- **To do**:
Present every line in which the string "that" appears.

- **Records to process**:
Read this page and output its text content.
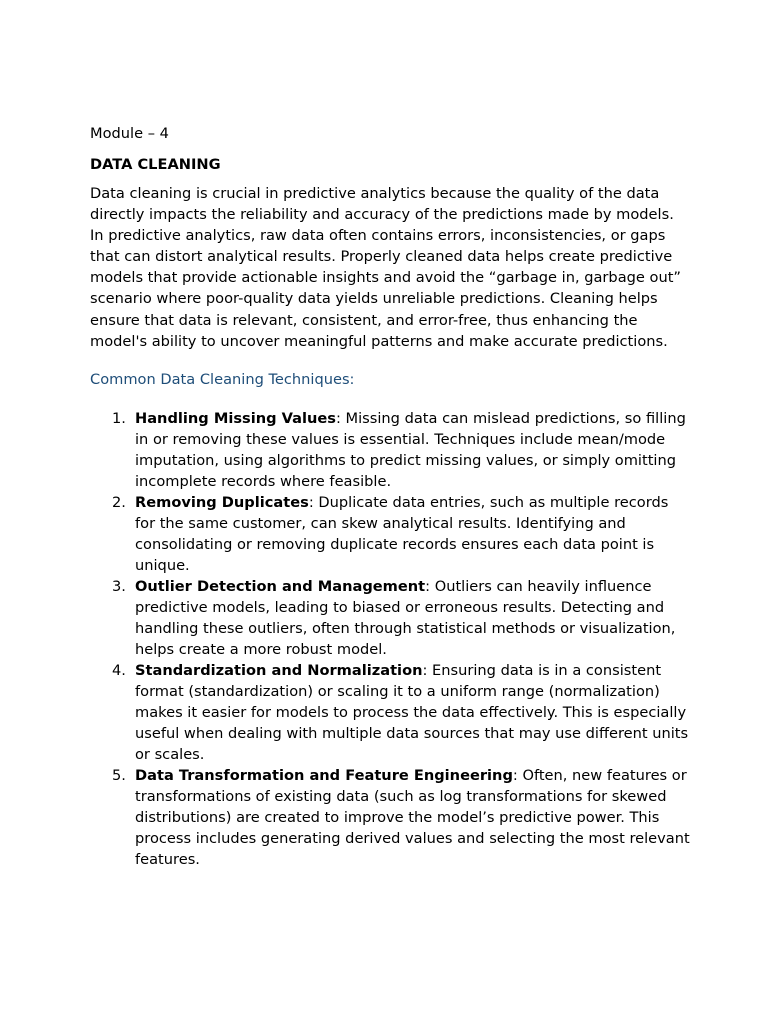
Module – 4

DATA CLEANING

Data cleaning is crucial in predictive analytics because the quality of the data directly impacts the reliability and accuracy of the predictions made by models. In predictive analytics, raw data often contains errors, inconsistencies, or gaps that can distort analytical results. Properly cleaned data helps create predictive models that provide actionable insights and avoid the “garbage in, garbage out” scenario where poor-quality data yields unreliable predictions. Cleaning helps ensure that data is relevant, consistent, and error-free, thus enhancing the model's ability to uncover meaningful patterns and make accurate predictions.

Common Data Cleaning Techniques:

1. Handling Missing Values: Missing data can mislead predictions, so filling in or removing these values is essential. Techniques include mean/mode imputation, using algorithms to predict missing values, or simply omitting incomplete records where feasible.
2. Removing Duplicates: Duplicate data entries, such as multiple records for the same customer, can skew analytical results. Identifying and consolidating or removing duplicate records ensures each data point is unique.
3. Outlier Detection and Management: Outliers can heavily influence predictive models, leading to biased or erroneous results. Detecting and handling these outliers, often through statistical methods or visualization, helps create a more robust model.
4. Standardization and Normalization: Ensuring data is in a consistent format (standardization) or scaling it to a uniform range (normalization) makes it easier for models to process the data effectively. This is especially useful when dealing with multiple data sources that may use different units or scales.
5. Data Transformation and Feature Engineering: Often, new features or transformations of existing data (such as log transformations for skewed distributions) are created to improve the model’s predictive power. This process includes generating derived values and selecting the most relevant features.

- **Expected output**:
Data cleaning is crucial in predictive analytics because the quality of the data directly impacts the reliability and accuracy of the predictions made by models. In predictive analytics, raw data often contains errors, inconsistencies, or gaps that can distort analytical results. Properly cleaned data helps create predictive models that provide actionable insights and avoid the “garbage in, garbage out” scenario where poor-quality data yields unreliable predictions. Cleaning helps ensure that data is relevant, consistent, and error-free, thus enhancing the model's ability to uncover meaningful patterns and make accurate predictions.
4. Standardization and Normalization: Ensuring data is in a consistent format (standardization) or scaling it to a uniform range (normalization) makes it easier for models to process the data effectively. This is especially useful when dealing with multiple data sources that may use different units or scales.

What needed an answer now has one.